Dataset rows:
□ □ □ □ □

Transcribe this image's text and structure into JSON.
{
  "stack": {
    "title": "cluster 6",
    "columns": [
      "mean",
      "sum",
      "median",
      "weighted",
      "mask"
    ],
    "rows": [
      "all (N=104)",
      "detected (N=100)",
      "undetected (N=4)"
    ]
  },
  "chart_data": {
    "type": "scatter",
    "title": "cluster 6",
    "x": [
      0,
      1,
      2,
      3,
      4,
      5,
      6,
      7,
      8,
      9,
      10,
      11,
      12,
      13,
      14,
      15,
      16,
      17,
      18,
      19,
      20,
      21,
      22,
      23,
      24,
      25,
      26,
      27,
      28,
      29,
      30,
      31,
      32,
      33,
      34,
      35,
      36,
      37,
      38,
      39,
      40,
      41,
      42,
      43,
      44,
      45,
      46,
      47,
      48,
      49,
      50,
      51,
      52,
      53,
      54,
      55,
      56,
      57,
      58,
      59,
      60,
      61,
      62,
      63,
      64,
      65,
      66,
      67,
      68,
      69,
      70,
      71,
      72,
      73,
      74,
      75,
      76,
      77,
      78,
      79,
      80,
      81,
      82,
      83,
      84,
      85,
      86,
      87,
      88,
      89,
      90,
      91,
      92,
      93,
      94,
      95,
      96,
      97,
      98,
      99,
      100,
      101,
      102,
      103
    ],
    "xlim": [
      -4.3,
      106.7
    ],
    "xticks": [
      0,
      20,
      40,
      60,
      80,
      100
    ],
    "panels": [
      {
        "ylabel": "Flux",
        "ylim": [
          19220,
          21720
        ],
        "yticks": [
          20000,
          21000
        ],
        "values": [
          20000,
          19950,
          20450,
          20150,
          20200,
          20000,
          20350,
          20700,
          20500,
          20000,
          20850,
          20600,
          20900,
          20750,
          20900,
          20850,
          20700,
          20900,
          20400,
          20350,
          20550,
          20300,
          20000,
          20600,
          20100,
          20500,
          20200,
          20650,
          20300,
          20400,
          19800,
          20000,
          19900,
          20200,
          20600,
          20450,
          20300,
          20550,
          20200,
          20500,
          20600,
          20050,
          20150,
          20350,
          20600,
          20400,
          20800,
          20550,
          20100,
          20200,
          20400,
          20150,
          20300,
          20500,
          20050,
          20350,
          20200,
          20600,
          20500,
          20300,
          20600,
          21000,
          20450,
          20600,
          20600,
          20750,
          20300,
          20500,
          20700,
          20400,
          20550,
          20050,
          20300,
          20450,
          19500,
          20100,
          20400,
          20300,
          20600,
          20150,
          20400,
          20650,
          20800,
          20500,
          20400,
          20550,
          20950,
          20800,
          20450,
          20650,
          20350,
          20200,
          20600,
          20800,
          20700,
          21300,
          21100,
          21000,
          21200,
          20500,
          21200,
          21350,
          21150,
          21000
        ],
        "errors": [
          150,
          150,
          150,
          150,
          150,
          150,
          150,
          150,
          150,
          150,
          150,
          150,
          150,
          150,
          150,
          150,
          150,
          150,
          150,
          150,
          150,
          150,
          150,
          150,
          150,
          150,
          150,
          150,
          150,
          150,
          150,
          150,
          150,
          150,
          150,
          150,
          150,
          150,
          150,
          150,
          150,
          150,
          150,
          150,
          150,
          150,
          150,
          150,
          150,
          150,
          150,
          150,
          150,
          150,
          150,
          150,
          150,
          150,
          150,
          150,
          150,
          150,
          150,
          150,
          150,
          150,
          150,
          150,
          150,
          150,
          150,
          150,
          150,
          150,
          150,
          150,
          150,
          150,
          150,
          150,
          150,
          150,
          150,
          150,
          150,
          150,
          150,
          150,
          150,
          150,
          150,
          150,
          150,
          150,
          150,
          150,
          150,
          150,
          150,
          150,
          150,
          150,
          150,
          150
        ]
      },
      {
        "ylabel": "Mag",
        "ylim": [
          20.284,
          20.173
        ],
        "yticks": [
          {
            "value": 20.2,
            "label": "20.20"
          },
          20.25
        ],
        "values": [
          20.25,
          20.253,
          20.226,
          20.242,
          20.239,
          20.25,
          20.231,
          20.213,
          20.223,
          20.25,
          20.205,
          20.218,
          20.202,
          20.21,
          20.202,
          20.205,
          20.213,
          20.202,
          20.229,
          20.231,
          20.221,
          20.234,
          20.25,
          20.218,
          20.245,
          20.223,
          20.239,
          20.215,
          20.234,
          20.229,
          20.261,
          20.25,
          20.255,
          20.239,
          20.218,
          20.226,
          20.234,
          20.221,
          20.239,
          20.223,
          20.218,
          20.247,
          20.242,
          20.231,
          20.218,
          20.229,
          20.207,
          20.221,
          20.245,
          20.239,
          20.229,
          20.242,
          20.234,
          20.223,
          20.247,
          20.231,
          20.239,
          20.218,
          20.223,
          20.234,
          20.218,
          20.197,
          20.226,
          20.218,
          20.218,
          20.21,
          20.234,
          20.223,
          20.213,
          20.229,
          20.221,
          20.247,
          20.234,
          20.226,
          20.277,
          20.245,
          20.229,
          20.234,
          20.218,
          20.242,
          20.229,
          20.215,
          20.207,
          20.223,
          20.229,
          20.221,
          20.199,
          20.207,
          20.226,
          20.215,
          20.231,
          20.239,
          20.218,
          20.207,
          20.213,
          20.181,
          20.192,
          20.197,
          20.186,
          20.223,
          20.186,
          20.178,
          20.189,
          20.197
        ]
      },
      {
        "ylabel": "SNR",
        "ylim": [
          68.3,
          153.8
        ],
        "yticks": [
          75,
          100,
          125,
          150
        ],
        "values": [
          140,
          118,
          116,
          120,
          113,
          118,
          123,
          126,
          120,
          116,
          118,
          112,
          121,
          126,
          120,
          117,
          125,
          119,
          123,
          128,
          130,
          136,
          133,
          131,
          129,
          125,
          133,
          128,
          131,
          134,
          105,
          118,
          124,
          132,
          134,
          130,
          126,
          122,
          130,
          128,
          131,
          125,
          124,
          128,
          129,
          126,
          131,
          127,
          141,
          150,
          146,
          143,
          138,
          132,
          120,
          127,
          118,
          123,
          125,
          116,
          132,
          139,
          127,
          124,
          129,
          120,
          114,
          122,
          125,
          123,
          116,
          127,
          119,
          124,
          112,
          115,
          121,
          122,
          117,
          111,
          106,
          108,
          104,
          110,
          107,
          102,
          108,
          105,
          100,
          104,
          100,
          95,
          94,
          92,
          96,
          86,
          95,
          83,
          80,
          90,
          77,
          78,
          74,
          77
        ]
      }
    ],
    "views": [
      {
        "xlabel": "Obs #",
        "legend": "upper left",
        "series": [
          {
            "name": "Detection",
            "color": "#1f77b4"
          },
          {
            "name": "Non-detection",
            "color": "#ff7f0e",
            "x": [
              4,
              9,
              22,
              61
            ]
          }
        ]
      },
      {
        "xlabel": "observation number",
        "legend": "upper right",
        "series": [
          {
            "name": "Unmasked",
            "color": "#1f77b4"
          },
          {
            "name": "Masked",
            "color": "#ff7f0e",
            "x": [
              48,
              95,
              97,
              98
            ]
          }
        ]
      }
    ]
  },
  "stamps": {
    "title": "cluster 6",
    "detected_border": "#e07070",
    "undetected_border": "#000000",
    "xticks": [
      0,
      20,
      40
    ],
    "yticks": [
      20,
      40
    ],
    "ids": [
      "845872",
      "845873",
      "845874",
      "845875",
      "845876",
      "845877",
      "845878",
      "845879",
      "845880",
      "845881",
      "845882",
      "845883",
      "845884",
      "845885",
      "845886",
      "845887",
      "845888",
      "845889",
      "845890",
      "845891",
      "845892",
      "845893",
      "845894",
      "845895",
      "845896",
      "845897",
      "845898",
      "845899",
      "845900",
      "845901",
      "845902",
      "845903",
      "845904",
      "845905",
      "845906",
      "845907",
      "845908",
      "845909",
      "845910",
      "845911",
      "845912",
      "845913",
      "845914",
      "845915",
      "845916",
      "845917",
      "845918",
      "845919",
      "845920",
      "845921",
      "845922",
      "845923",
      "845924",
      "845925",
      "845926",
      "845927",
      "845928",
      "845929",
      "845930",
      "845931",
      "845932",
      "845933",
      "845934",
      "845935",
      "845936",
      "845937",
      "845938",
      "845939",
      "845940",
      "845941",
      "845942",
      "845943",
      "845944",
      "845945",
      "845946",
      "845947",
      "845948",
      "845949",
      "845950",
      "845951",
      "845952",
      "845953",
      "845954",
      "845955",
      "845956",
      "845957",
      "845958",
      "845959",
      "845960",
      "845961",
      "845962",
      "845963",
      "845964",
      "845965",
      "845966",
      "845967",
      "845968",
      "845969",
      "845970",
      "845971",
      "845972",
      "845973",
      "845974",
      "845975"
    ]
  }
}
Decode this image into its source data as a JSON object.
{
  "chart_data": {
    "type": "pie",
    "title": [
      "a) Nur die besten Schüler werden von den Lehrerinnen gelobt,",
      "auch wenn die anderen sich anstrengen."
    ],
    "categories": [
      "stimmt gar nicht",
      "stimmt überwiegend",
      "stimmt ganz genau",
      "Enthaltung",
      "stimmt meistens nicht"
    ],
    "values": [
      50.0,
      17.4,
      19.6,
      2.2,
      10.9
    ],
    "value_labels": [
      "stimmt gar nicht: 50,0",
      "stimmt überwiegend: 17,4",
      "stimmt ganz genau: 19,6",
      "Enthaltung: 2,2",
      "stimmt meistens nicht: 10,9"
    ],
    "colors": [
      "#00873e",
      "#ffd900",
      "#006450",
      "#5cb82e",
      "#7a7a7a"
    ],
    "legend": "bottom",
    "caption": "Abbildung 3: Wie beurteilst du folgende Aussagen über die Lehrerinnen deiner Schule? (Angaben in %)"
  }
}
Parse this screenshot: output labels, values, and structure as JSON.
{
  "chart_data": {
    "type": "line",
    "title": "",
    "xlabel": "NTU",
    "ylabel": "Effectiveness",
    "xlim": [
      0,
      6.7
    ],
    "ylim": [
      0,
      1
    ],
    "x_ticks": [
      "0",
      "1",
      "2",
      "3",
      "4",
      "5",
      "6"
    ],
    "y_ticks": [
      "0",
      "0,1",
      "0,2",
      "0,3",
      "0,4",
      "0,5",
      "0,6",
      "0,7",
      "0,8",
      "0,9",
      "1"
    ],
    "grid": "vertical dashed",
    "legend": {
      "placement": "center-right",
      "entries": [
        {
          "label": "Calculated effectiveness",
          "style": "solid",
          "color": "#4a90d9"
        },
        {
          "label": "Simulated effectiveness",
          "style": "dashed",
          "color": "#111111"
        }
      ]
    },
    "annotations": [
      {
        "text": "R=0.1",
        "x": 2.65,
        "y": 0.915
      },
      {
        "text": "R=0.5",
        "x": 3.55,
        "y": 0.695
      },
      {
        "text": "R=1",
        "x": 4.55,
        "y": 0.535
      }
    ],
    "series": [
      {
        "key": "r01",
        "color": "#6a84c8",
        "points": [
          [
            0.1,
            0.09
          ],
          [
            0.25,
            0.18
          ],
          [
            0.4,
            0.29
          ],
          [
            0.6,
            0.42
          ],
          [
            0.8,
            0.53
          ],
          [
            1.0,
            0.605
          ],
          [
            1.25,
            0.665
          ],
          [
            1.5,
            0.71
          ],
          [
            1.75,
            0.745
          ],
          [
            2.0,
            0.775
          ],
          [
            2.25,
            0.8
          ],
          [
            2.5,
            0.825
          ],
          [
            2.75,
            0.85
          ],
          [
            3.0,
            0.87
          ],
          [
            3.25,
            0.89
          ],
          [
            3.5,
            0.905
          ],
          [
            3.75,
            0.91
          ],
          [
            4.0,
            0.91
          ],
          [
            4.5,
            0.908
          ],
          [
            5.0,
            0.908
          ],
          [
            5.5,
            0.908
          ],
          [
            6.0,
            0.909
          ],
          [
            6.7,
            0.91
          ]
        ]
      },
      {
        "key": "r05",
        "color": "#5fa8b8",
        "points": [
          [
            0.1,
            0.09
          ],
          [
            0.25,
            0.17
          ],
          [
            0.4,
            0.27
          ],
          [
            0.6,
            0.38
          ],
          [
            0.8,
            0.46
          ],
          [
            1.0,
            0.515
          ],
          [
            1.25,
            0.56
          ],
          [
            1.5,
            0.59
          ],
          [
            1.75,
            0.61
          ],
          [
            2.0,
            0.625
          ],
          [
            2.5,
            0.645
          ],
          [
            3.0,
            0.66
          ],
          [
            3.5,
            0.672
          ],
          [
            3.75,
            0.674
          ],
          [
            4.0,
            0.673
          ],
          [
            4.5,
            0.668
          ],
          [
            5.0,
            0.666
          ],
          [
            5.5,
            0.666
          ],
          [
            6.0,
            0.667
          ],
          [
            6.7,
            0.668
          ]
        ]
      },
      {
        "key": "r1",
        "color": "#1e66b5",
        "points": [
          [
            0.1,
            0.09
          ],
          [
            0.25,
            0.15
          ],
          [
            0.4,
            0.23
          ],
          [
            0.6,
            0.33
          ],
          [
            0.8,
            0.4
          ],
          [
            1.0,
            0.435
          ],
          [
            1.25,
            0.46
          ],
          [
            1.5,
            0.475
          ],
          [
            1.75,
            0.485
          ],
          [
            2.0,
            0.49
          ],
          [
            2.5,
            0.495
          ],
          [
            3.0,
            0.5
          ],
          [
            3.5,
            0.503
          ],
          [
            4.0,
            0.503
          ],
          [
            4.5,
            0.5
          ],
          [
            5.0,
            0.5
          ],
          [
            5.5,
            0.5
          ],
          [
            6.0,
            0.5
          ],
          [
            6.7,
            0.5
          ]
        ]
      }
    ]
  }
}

□ □ □ □ □

Set task: Pull out and copy each line containing the string "JSON".

Task response:
Transcribe this image's text and structure into JSON.
Decode this image into its source data as a JSON object.
Parse this screenshot: output labels, values, and structure as JSON.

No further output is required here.